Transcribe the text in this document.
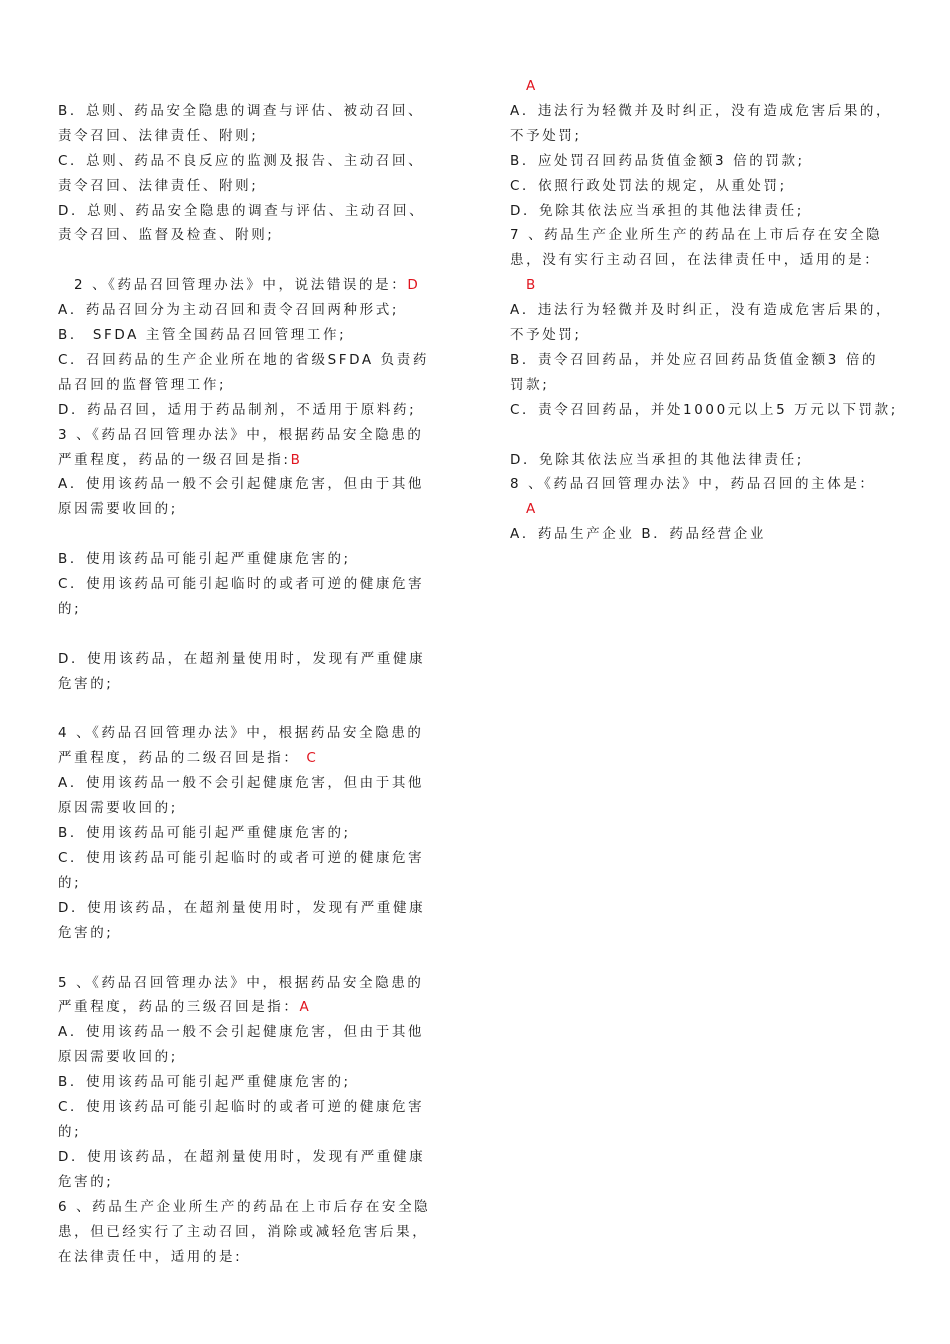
B．总则、药品安全隐患的调查与评估、被动召回、
责令召回、法律责任、附则;
C．总则、药品不良反应的监测及报告、主动召回、
责令召回、法律责任、附则;
D．总则、药品安全隐患的调查与评估、主动召回、
责令召回、监督及检查、附则;
2 、《药品召回管理办法》中，说法错误的是：D
A．药品召回分为主动召回和责令召回两种形式;
B． SFDA 主管全国药品召回管理工作;
C．召回药品的生产企业所在地的省级SFDA 负责药
品召回的监督管理工作;
D．药品召回，适用于药品制剂，不适用于原料药;
3 、《药品召回管理办法》中，根据药品安全隐患的
严重程度，药品的一级召回是指:B
A．使用该药品一般不会引起健康危害，但由于其他
原因需要收回的;
B．使用该药品可能引起严重健康危害的;
C．使用该药品可能引起临时的或者可逆的健康危害
的;
D．使用该药品，在超剂量使用时，发现有严重健康
危害的;
4 、《药品召回管理办法》中，根据药品安全隐患的
严重程度，药品的二级召回是指： C
A．使用该药品一般不会引起健康危害，但由于其他
原因需要收回的;
B．使用该药品可能引起严重健康危害的;
C．使用该药品可能引起临时的或者可逆的健康危害
的;
D．使用该药品，在超剂量使用时，发现有严重健康
危害的;
5 、《药品召回管理办法》中，根据药品安全隐患的
严重程度，药品的三级召回是指：A
A．使用该药品一般不会引起健康危害，但由于其他
原因需要收回的;
B．使用该药品可能引起严重健康危害的;
C．使用该药品可能引起临时的或者可逆的健康危害
的;
D．使用该药品，在超剂量使用时，发现有严重健康
危害的;
6 、药品生产企业所生产的药品在上市后存在安全隐
患，但已经实行了主动召回，消除或减轻危害后果，
在法律责任中，适用的是:
A
A．违法行为轻微并及时纠正，没有造成危害后果的，
不予处罚;
B．应处罚召回药品货值金额3 倍的罚款;
C．依照行政处罚法的规定，从重处罚;
D．免除其依法应当承担的其他法律责任;
7 、药品生产企业所生产的药品在上市后存在安全隐
患，没有实行主动召回，在法律责任中，适用的是：
B
A．违法行为轻微并及时纠正，没有造成危害后果的，
不予处罚;
B．责令召回药品，并处应召回药品货值金额3 倍的
罚款;
C．责令召回药品，并处1000元以上5 万元以下罚款;
D．免除其依法应当承担的其他法律责任;
8 、《药品召回管理办法》中，药品召回的主体是：
A
A．药品生产企业 B．药品经营企业
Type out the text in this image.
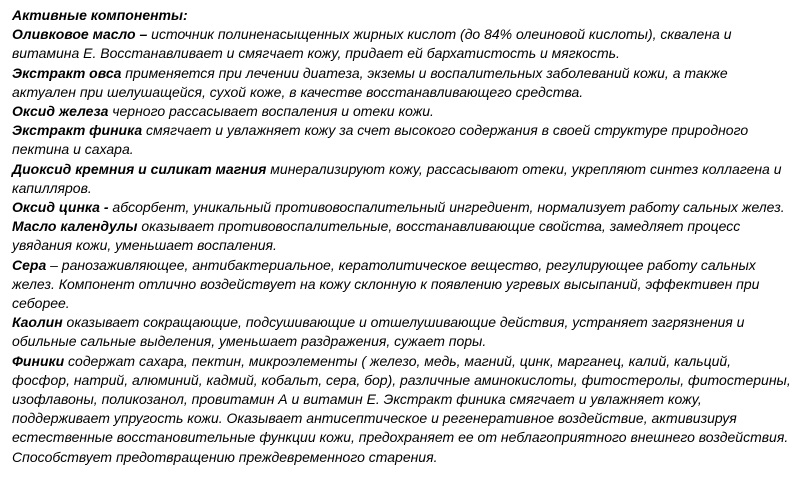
Активные компоненты:

Оливковое масло – источник полиненасыщенных жирных кислот (до 84% олеиновой кислоты), сквалена и витамина Е. Восстанавливает и смягчает кожу, придает ей бархатистость и мягкость.

Экстракт овса применяется при лечении диатеза, экземы и воспалительных заболеваний кожи, а также актуален при шелушащейся, сухой коже, в качестве восстанавливающего средства.

Оксид железа черного рассасывает воспаления и отеки кожи.

Экстракт финика смягчает и увлажняет кожу за счет высокого содержания в своей структуре природного пектина и сахара.

Диоксид кремния и силикат магния минерализируют кожу, рассасывают отеки, укрепляют синтез коллагена и капилляров.

Оксид цинка - абсорбент, уникальный противовоспалительный ингредиент, нормализует работу сальных желез.

Масло календулы оказывает противовоспалительные, восстанавливающие свойства, замедляет процесс увядания кожи, уменьшает воспаления.

Сера – ранозаживляющее, антибактериальное, кератолитическое вещество, регулирующее работу сальных желез. Компонент отлично воздействует на кожу склонную к появлению угревых высыпаний, эффективен при себорее.

Каолин оказывает сокращающие, подсушивающие и отшелушивающие действия, устраняет загрязнения и обильные сальные выделения, уменьшает раздражения, сужает поры.

Финики содержат сахара, пектин, микроэлементы ( железо, медь, магний, цинк, марганец, калий, кальций, фосфор, натрий, алюминий, кадмий, кобальт, сера, бор), различные аминокислоты, фитостеролы, фитостерины, изофлавоны, поликозанол, провитамин А и витамин Е. Экстракт финика смягчает и увлажняет кожу, поддерживает упругость кожи. Оказывает антисептическое и регенеративное воздействие, активизируя естественные восстановительные функции кожи, предохраняет ее от неблагоприятного внешнего воздействия. Способствует предотвращению преждевременного старения.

Problem statement:
Return the material exactly as given, apart from the pictures.

In response:
Transcribe the text in this document.
B．总则、药品安全隐患的调查与评估、被动召回、
责令召回、法律责任、附则;
C．总则、药品不良反应的监测及报告、主动召回、
责令召回、法律责任、附则;
D．总则、药品安全隐患的调查与评估、主动召回、
责令召回、监督及检查、附则;
2 、《药品召回管理办法》中，说法错误的是：D
A．药品召回分为主动召回和责令召回两种形式;
B． SFDA 主管全国药品召回管理工作;
C．召回药品的生产企业所在地的省级SFDA 负责药
品召回的监督管理工作;
D．药品召回，适用于药品制剂，不适用于原料药;
3 、《药品召回管理办法》中，根据药品安全隐患的
严重程度，药品的一级召回是指:B
A．使用该药品一般不会引起健康危害，但由于其他
原因需要收回的;
B．使用该药品可能引起严重健康危害的;
C．使用该药品可能引起临时的或者可逆的健康危害
的;
D．使用该药品，在超剂量使用时，发现有严重健康
危害的;
4 、《药品召回管理办法》中，根据药品安全隐患的
严重程度，药品的二级召回是指： C
A．使用该药品一般不会引起健康危害，但由于其他
原因需要收回的;
B．使用该药品可能引起严重健康危害的;
C．使用该药品可能引起临时的或者可逆的健康危害
的;
D．使用该药品，在超剂量使用时，发现有严重健康
危害的;
5 、《药品召回管理办法》中，根据药品安全隐患的
严重程度，药品的三级召回是指：A
A．使用该药品一般不会引起健康危害，但由于其他
原因需要收回的;
B．使用该药品可能引起严重健康危害的;
C．使用该药品可能引起临时的或者可逆的健康危害
的;
D．使用该药品，在超剂量使用时，发现有严重健康
危害的;
6 、药品生产企业所生产的药品在上市后存在安全隐
患，但已经实行了主动召回，消除或减轻危害后果，
在法律责任中，适用的是:
A
A．违法行为轻微并及时纠正，没有造成危害后果的，
不予处罚;
B．应处罚召回药品货值金额3 倍的罚款;
C．依照行政处罚法的规定，从重处罚;
D．免除其依法应当承担的其他法律责任;
7 、药品生产企业所生产的药品在上市后存在安全隐
患，没有实行主动召回，在法律责任中，适用的是：
B
A．违法行为轻微并及时纠正，没有造成危害后果的，
不予处罚;
B．责令召回药品，并处应召回药品货值金额3 倍的
罚款;
C．责令召回药品，并处1000元以上5 万元以下罚款;
D．免除其依法应当承担的其他法律责任;
8 、《药品召回管理办法》中，药品召回的主体是：
A
A．药品生产企业 B．药品经营企业
Type out the text in this image.
Активные компоненты:

Оливковое масло – источник полиненасыщенных жирных кислот (до 84% олеиновой кислоты), сквалена и витамина Е. Восстанавливает и смягчает кожу, придает ей бархатистость и мягкость.

Экстракт овса применяется при лечении диатеза, экземы и воспалительных заболеваний кожи, а также актуален при шелушащейся, сухой коже, в качестве восстанавливающего средства.

Оксид железа черного рассасывает воспаления и отеки кожи.

Экстракт финика смягчает и увлажняет кожу за счет высокого содержания в своей структуре природного пектина и сахара.

Диоксид кремния и силикат магния минерализируют кожу, рассасывают отеки, укрепляют синтез коллагена и капилляров.

Оксид цинка - абсорбент, уникальный противовоспалительный ингредиент, нормализует работу сальных желез.

Масло календулы оказывает противовоспалительные, восстанавливающие свойства, замедляет процесс увядания кожи, уменьшает воспаления.

Сера – ранозаживляющее, антибактериальное, кератолитическое вещество, регулирующее работу сальных желез. Компонент отлично воздействует на кожу склонную к появлению угревых высыпаний, эффективен при себорее.

Каолин оказывает сокращающие, подсушивающие и отшелушивающие действия, устраняет загрязнения и обильные сальные выделения, уменьшает раздражения, сужает поры.

Финики содержат сахара, пектин, микроэлементы ( железо, медь, магний, цинк, марганец, калий, кальций, фосфор, натрий, алюминий, кадмий, кобальт, сера, бор), различные аминокислоты, фитостеролы, фитостерины, изофлавоны, поликозанол, провитамин А и витамин Е. Экстракт финика смягчает и увлажняет кожу, поддерживает упругость кожи. Оказывает антисептическое и регенеративное воздействие, активизируя естественные восстановительные функции кожи, предохраняет ее от неблагоприятного внешнего воздействия. Способствует предотвращению преждевременного старения.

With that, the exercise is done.